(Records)
## begin
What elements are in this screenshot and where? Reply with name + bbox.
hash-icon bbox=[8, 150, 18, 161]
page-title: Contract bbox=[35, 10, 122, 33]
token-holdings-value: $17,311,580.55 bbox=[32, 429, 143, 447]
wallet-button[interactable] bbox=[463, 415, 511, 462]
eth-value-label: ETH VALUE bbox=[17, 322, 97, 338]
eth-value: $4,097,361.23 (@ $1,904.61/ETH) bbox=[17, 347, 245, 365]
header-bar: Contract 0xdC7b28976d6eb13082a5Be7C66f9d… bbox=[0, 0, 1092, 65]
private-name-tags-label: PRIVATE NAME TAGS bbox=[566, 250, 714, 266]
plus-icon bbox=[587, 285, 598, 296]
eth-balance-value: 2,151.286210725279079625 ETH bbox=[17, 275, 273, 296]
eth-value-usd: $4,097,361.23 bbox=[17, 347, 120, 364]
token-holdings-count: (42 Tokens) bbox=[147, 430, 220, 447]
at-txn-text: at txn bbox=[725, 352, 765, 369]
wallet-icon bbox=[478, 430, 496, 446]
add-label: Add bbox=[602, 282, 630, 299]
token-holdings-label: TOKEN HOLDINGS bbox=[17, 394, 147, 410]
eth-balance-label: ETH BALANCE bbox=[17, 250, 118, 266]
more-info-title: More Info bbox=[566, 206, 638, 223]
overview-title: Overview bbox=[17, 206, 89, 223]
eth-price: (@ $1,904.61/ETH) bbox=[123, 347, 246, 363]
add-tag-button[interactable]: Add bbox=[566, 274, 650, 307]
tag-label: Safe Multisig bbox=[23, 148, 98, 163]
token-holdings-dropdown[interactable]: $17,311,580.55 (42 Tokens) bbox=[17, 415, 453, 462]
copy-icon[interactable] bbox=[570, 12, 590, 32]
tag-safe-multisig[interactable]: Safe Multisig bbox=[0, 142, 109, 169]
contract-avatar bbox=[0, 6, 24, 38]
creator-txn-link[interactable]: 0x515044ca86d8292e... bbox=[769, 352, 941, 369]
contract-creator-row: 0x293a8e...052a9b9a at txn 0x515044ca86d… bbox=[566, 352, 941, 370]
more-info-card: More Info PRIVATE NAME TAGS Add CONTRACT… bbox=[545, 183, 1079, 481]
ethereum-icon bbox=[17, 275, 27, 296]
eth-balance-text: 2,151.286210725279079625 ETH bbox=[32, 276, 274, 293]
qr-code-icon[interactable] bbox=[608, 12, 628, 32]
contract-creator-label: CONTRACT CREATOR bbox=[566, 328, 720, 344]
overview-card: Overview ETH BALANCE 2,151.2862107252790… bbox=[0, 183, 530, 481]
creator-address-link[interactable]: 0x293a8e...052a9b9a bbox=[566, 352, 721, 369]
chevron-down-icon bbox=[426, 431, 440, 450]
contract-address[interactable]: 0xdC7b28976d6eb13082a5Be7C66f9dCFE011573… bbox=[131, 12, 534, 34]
## end
▶ Task directions: Please rewrite the material as a numbered list, leaving out blank lines, starting with its first line and going on through the line with "header-bar: Contract 0xdC7b28976d6eb13082a5Be7C66f9d…".

▶ Written solution:
1. What elements are in this screenshot and where? Reply with name + bbox.
2. hash-icon bbox=[8, 150, 18, 161]
3. page-title: Contract bbox=[35, 10, 122, 33]
4. token-holdings-value: $17,311,580.55 bbox=[32, 429, 143, 447]
5. wallet-button[interactable] bbox=[463, 415, 511, 462]
6. eth-value-label: ETH VALUE bbox=[17, 322, 97, 338]
7. eth-value: $4,097,361.23 (@ $1,904.61/ETH) bbox=[17, 347, 245, 365]
8. header-bar: Contract 0xdC7b28976d6eb13082a5Be7C66f9d… bbox=[0, 0, 1092, 65]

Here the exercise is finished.